-- Task brief --
Continue the blog post on Kurdish militias, guerrilla warfare, and the PKK, starting right after its last sentence and not from the lines that follow it.

-- Source excerpt --
= = = = = = =
The Kurd’s Double Edged Sword

In today’s blog I will step away from societal issues and focus in on the military/political spectrums within the Middle East.

I have always had a fascination with the art of guerrilla warfare. Guerrilla warfare has been a form of war for centuries past. However, it only got its name in the 18th century. Guerrilla warfare is considered to be a series of ambushes or small attacks against the opposition, after the attack the fighters retreat sorta like a hit-and-run. This type of warfare is primarily used by a small militias against a much bigger agent. The tactic, in theory, yields minimal causalities to the smaller agent and yields devastating results against the larger unit.

I assume the Middle East and North African region has been using guerrilla warfare for centuries. However, it gained traction in the region during World War I. Recalling what I read in Scott Anderson’s Lawrence in Arabia T.E. Lawrence, the infamously known Brit for his involvement in the Middle East during WWI, taught these tactics to Semitic tribes. Lawrence, taught guerrilla warfare in order to destroy the Ottoman Empire and Axis’ railway system, which, was being used to transport weapons and men. Historically, in the Arab world, this rebellion is considered to be the Arab Revolt. Lawrence and the Semitic tribe’s use guerrilla warfare eventually destroyed the railway system and relieved the Arab’s from the Ottoman Empire’s autonomy over the region. The Ottoman Empire’s loss of the Arab world signaled the end of the Aging Relic’s empire.

Even though the Ottoman Empire’s presence left the region, Lawrence’s teachings of guerrilla warfare maintained a stronghold. Guerrilla warfare is used in some weight by many small militias, even some large militias throughout the region.

Kuridish militias use guerrilla warfare tactics predominately due to their small size and that their use of force is against much larger armies. One Kurdish militia that actively and consistently uses guerrilla warfare is Turkey Kurd’s Workers Party of Kurdistan (PKK).

In the article “Between Guerrilla Warfare and Political Murder” the history of the PKK and the consequences it has given way to are discussed below.

The PKK was formed in 1978 by young college activist, the leader being a man named Abdullah Ocalan. Since the PKK conception the group their foundation has been based on violence, usually in the form of guerrilla warfare. PKK commits acts of violence against states, primarily Turkey, and also rival Kurdish organizations. The PKK has operations throughout Europe, Turkey and Northern Iraq, and none of their locations in these regions are distinct.
= = = = = = =
-- Source material --
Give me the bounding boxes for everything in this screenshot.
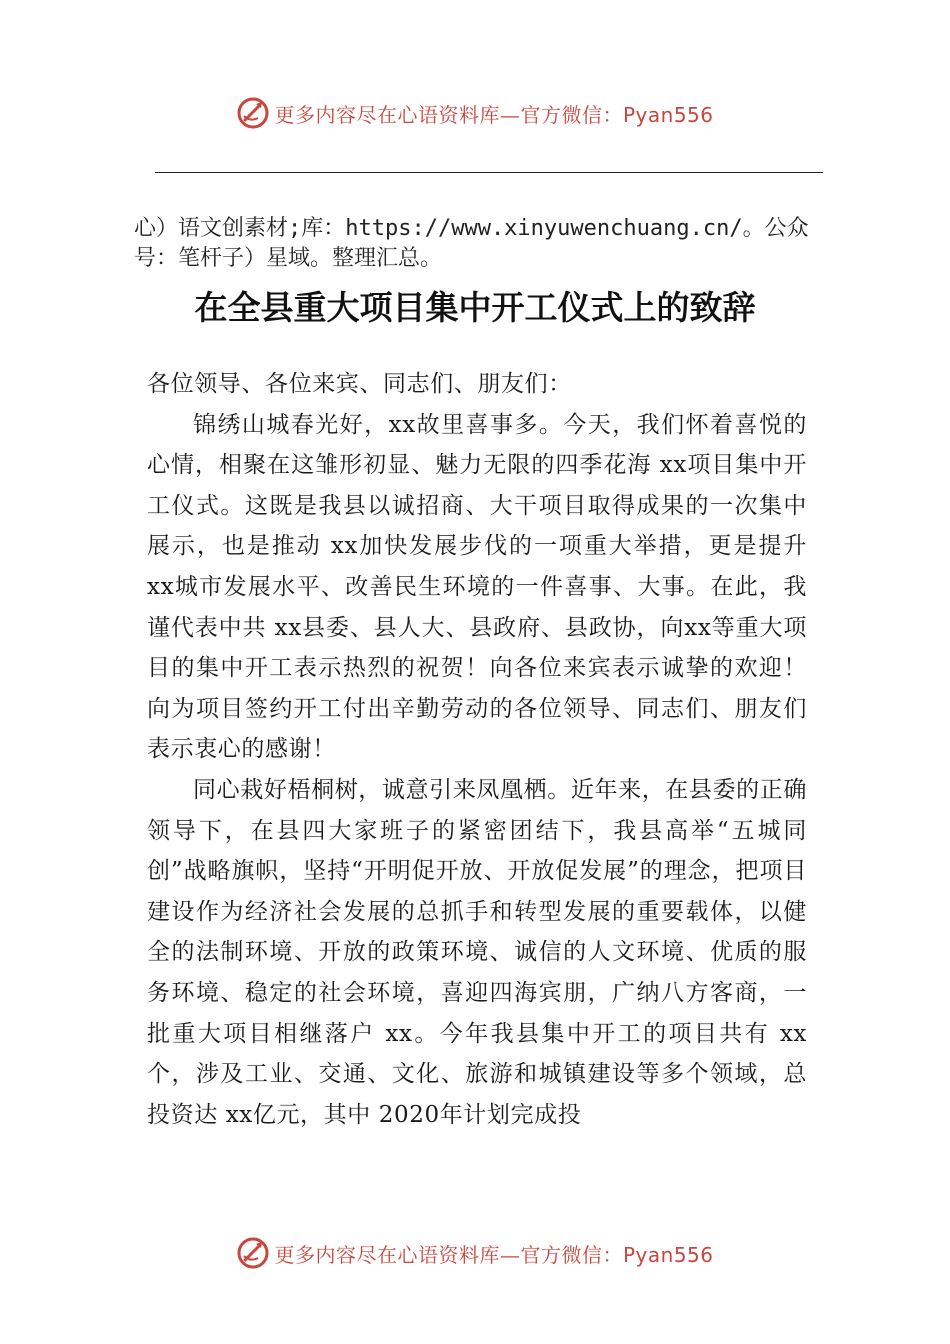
= = = = = = =
-- Response for this exercise --
The PKK’s use of guerrilla warfare causes many issues for the Kurdish population, both civilian wise and for other Kurdish organizations. Firstly, Turkey has tended to use the PKK’s violence as a justification for implementing strict laws on Kurd’s practice of their culture. In turn this has caused a force assimilation for Kurds living in Turkey and also allowed Turkey to justify their incidents of human right offenses. Secondly, this has given other Kurdish organizations a bad reputation internationally. This can be seen by the United States’ present hesitation of giving military aid to Kurdish organizations, not associated with the PKK, in the recent ISIS crisis plaguing Syria and Iraq.  Thirdly, it has allowed the Kurdish struggle, civilian wise, to be largely ignored by international organizations. For example, Turkey and Iraq has previously implemented airstrikes on Kurdish villages in hopes of killing PKK members, many of the attacks have been largely ignored by international spectators.  And Fourthly, the PKK is always blamed by Turkey and European nations for unsolved crimes, such as the assassination of Sweden’s prime minister, Olaf Palme, in which the Swedish government lacks significant evidence and reasoning to the accusation.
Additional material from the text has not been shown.